• **Material supplied**:
· · · ·
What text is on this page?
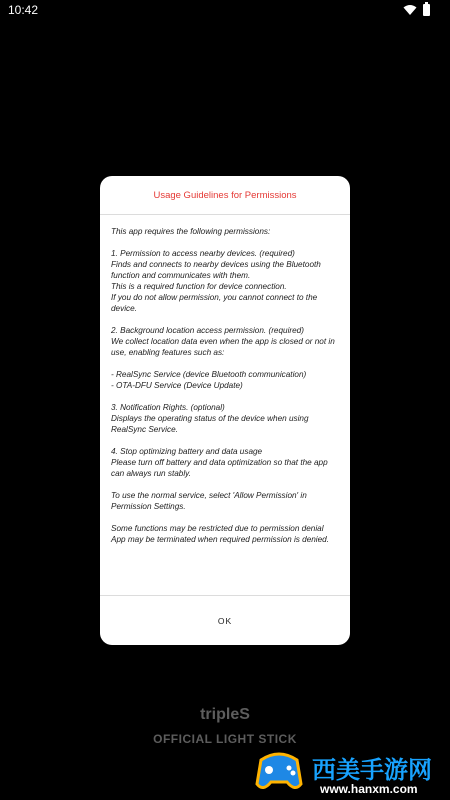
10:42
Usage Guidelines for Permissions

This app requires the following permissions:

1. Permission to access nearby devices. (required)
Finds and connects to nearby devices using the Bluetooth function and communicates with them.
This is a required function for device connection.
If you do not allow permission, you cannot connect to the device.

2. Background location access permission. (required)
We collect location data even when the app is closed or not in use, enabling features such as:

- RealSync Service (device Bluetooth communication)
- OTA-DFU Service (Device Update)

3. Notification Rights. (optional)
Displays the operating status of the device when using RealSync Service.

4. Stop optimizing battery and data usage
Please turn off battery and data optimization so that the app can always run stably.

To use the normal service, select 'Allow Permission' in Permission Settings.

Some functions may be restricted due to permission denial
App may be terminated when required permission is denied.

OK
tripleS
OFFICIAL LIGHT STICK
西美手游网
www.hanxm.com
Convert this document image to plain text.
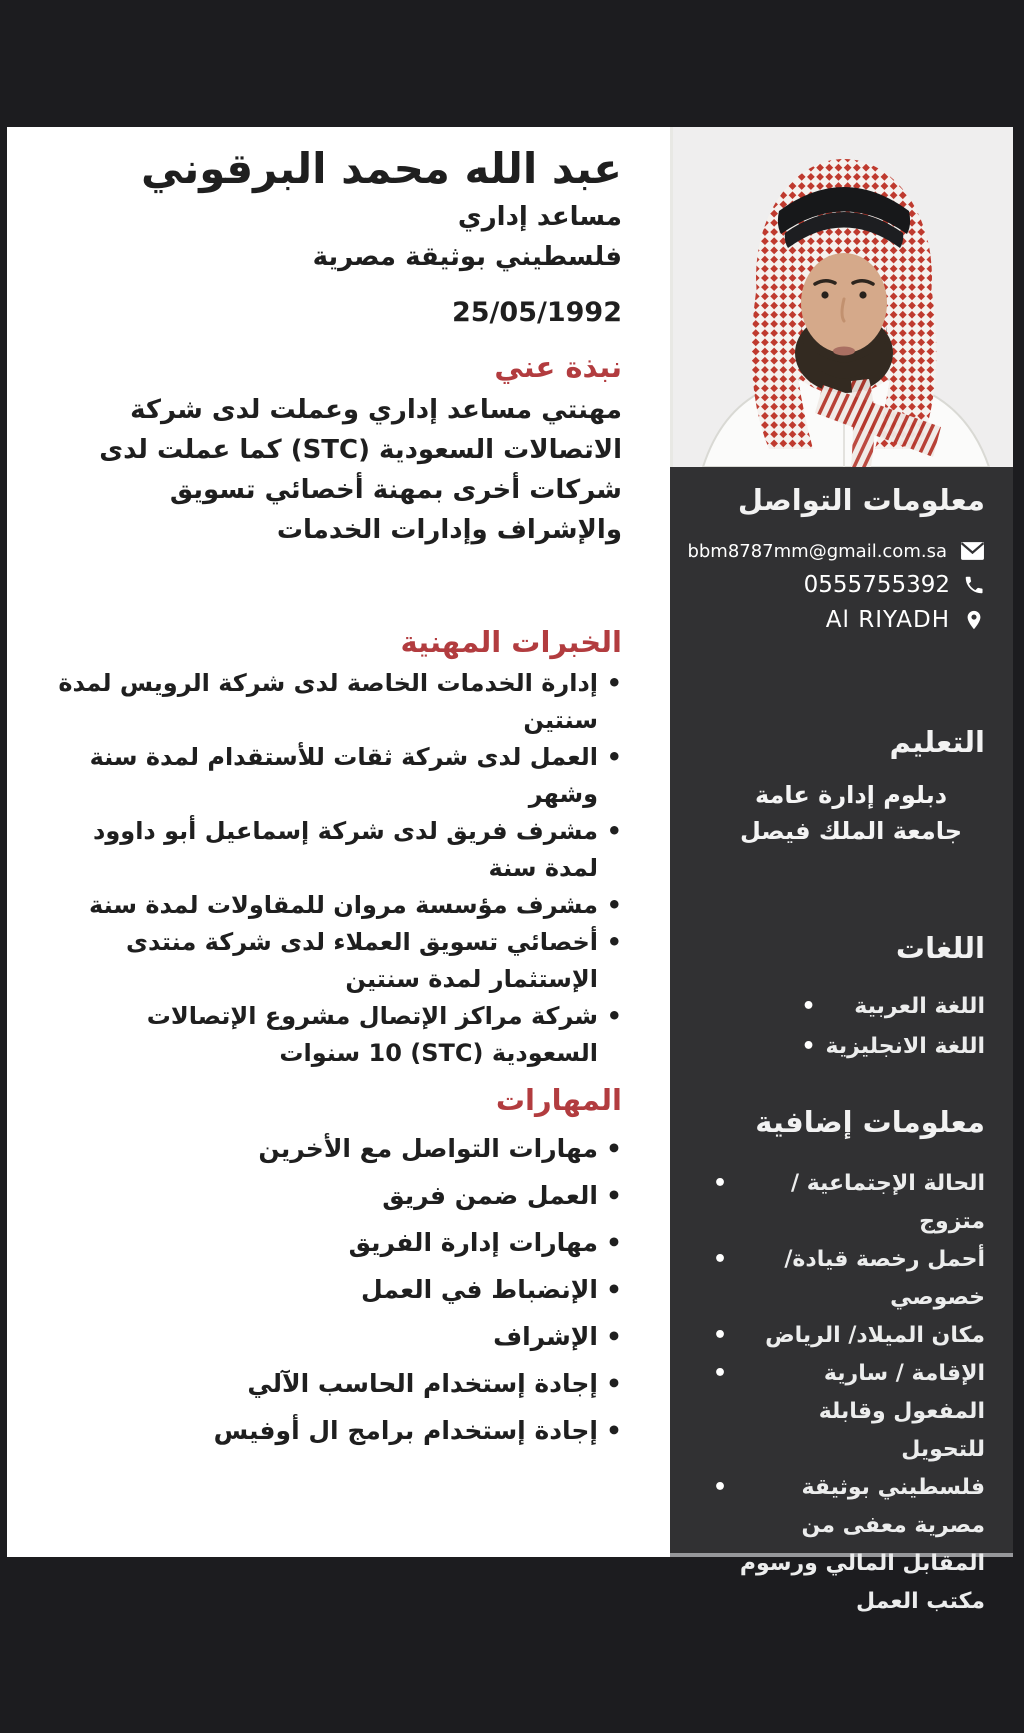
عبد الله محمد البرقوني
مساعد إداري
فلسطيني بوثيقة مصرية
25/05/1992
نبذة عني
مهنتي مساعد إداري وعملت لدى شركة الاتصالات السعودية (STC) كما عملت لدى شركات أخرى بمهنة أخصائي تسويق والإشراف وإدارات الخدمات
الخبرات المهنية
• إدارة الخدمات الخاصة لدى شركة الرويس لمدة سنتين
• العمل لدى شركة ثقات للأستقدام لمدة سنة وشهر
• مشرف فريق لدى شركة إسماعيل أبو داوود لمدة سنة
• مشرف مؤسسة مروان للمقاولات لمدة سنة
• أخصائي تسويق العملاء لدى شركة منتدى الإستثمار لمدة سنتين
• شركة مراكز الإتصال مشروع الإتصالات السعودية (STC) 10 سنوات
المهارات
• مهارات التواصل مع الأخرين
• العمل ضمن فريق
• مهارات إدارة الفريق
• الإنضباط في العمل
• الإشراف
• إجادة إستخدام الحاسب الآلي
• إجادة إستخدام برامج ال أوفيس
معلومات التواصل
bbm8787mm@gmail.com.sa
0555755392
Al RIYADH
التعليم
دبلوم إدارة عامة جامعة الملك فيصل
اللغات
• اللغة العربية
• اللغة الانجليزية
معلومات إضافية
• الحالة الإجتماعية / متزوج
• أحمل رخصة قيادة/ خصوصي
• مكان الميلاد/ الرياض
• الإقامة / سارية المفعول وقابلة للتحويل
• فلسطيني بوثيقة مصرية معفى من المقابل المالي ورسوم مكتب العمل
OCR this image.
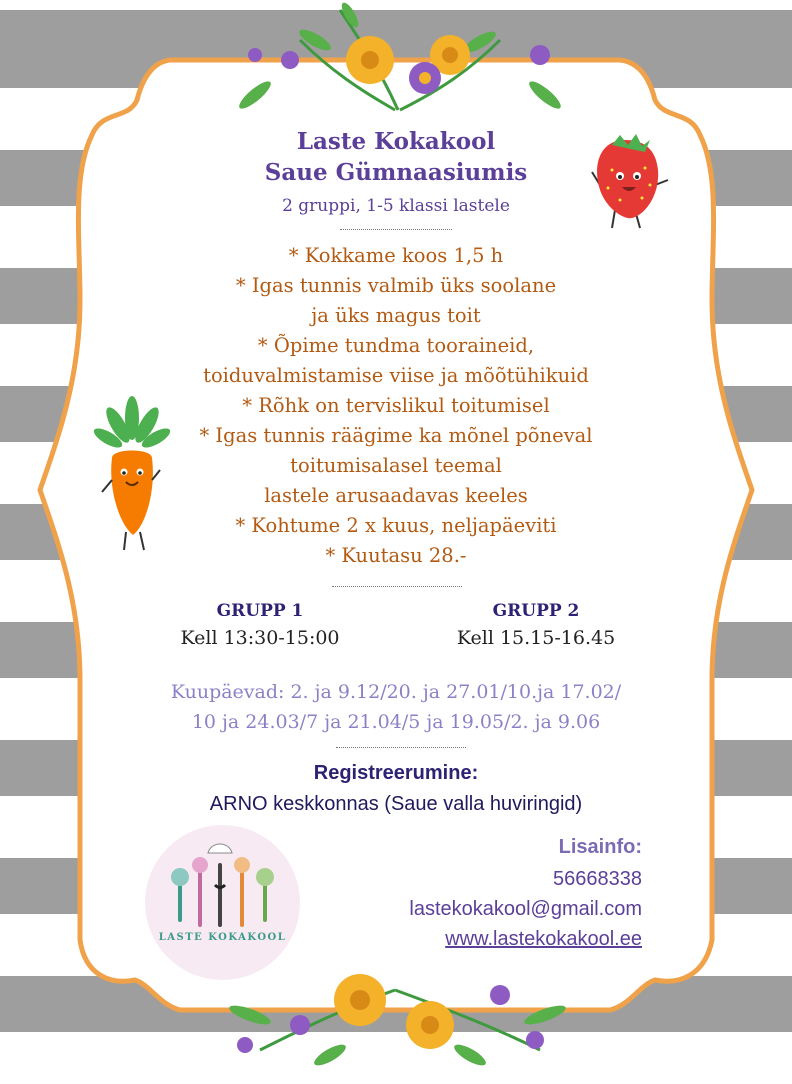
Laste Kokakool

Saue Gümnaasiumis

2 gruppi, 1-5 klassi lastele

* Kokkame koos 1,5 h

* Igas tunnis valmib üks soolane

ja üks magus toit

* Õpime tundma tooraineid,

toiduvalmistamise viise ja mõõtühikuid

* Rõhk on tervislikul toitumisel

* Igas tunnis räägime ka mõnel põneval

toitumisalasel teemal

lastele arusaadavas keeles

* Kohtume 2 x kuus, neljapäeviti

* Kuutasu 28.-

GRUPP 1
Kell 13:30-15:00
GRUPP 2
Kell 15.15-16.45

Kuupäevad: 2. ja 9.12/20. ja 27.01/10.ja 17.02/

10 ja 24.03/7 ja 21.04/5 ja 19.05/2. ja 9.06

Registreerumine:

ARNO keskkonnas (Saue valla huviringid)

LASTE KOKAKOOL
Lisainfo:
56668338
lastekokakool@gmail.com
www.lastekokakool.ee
· · · ·
• **What you will do**: Every record is to be reproduced exactly, with no pictures included.

• **Response to the exercise**:
What text is on this page?
10:42
Usage Guidelines for Permissions

This app requires the following permissions:

1. Permission to access nearby devices. (required)
Finds and connects to nearby devices using the Bluetooth function and communicates with them.
This is a required function for device connection.
If you do not allow permission, you cannot connect to the device.

2. Background location access permission. (required)
We collect location data even when the app is closed or not in use, enabling features such as:

- RealSync Service (device Bluetooth communication)
- OTA-DFU Service (Device Update)

3. Notification Rights. (optional)
Displays the operating status of the device when using RealSync Service.

4. Stop optimizing battery and data usage
Please turn off battery and data optimization so that the app can always run stably.

To use the normal service, select 'Allow Permission' in Permission Settings.

Some functions may be restricted due to permission denial
App may be terminated when required permission is denied.

OK
tripleS
OFFICIAL LIGHT STICK
西美手游网
www.hanxm.com
Convert this document image to plain text.
عبد الله محمد البرقوني
مساعد إداري
فلسطيني بوثيقة مصرية
25/05/1992
نبذة عني
مهنتي مساعد إداري وعملت لدى شركة الاتصالات السعودية (STC) كما عملت لدى شركات أخرى بمهنة أخصائي تسويق والإشراف وإدارات الخدمات
الخبرات المهنية
• إدارة الخدمات الخاصة لدى شركة الرويس لمدة سنتين
• العمل لدى شركة ثقات للأستقدام لمدة سنة وشهر
• مشرف فريق لدى شركة إسماعيل أبو داوود لمدة سنة
• مشرف مؤسسة مروان للمقاولات لمدة سنة
• أخصائي تسويق العملاء لدى شركة منتدى الإستثمار لمدة سنتين
• شركة مراكز الإتصال مشروع الإتصالات السعودية (STC) 10 سنوات
المهارات
• مهارات التواصل مع الأخرين
• العمل ضمن فريق
• مهارات إدارة الفريق
• الإنضباط في العمل
• الإشراف
• إجادة إستخدام الحاسب الآلي
• إجادة إستخدام برامج ال أوفيس
معلومات التواصل
bbm8787mm@gmail.com.sa
0555755392
Al RIYADH
التعليم
دبلوم إدارة عامة جامعة الملك فيصل
اللغات
• اللغة العربية
• اللغة الانجليزية
معلومات إضافية
• الحالة الإجتماعية / متزوج
• أحمل رخصة قيادة/ خصوصي
• مكان الميلاد/ الرياض
• الإقامة / سارية المفعول وقابلة للتحويل
• فلسطيني بوثيقة مصرية معفى من المقابل المالي ورسوم مكتب العمل
OCR this image.
Laste Kokakool

Saue Gümnaasiumis

2 gruppi, 1-5 klassi lastele

* Kokkame koos 1,5 h

* Igas tunnis valmib üks soolane

ja üks magus toit

* Õpime tundma tooraineid,

toiduvalmistamise viise ja mõõtühikuid

* Rõhk on tervislikul toitumisel

* Igas tunnis räägime ka mõnel põneval

toitumisalasel teemal

lastele arusaadavas keeles

* Kohtume 2 x kuus, neljapäeviti

* Kuutasu 28.-

GRUPP 1
Kell 13:30-15:00
GRUPP 2
Kell 15.15-16.45

Kuupäevad: 2. ja 9.12/20. ja 27.01/10.ja 17.02/

10 ja 24.03/7 ja 21.04/5 ja 19.05/2. ja 9.06

Registreerumine:

ARNO keskkonnas (Saue valla huviringid)

LASTE KOKAKOOL
Lisainfo:
56668338
lastekokakool@gmail.com
www.lastekokakool.ee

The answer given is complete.